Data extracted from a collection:
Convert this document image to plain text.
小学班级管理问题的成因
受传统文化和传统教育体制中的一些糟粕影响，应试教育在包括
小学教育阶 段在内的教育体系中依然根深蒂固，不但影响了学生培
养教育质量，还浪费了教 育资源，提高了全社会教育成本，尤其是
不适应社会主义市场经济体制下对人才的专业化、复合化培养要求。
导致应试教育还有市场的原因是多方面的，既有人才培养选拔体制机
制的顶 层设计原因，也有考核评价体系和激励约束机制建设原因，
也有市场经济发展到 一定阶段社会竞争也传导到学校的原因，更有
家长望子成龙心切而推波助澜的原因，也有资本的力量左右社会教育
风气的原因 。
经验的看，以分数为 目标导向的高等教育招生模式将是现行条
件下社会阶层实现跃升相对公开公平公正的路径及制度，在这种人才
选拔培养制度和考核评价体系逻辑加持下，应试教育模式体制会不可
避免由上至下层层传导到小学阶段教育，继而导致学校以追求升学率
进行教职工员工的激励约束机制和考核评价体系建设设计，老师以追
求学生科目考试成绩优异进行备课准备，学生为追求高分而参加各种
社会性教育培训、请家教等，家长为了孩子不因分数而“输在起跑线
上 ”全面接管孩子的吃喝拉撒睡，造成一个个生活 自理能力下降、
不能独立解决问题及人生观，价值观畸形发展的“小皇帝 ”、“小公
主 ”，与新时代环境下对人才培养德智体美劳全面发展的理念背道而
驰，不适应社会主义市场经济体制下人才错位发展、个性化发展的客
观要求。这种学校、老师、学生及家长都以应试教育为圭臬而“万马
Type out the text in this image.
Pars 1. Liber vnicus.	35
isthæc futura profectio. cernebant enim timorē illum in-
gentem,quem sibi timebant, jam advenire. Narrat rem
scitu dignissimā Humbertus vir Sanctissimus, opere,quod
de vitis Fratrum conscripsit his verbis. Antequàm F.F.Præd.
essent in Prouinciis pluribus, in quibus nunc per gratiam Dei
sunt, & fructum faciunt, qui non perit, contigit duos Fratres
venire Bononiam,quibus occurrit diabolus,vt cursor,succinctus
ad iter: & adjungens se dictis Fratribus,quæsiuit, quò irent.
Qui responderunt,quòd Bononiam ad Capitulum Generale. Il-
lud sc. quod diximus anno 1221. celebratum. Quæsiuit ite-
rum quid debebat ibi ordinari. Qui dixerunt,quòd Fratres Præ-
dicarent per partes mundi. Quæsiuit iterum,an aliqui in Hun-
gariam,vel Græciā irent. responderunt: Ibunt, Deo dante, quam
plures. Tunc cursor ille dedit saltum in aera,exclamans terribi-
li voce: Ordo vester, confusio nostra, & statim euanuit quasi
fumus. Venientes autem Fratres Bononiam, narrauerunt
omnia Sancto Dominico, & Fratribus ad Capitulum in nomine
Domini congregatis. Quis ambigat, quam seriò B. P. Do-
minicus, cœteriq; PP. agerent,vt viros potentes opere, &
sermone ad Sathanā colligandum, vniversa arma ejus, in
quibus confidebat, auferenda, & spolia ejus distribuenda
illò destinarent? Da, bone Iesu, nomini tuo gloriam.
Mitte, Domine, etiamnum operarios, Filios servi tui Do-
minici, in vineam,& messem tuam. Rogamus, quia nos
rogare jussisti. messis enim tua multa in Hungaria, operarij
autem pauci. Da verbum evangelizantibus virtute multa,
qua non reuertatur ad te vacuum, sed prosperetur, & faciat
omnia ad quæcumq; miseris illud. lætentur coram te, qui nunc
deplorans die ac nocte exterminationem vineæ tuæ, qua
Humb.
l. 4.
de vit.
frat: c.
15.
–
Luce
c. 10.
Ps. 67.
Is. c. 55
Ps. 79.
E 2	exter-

Required work: What is the number of lines in the records that contain the string "enim"? Give only that number.

Task solution: 2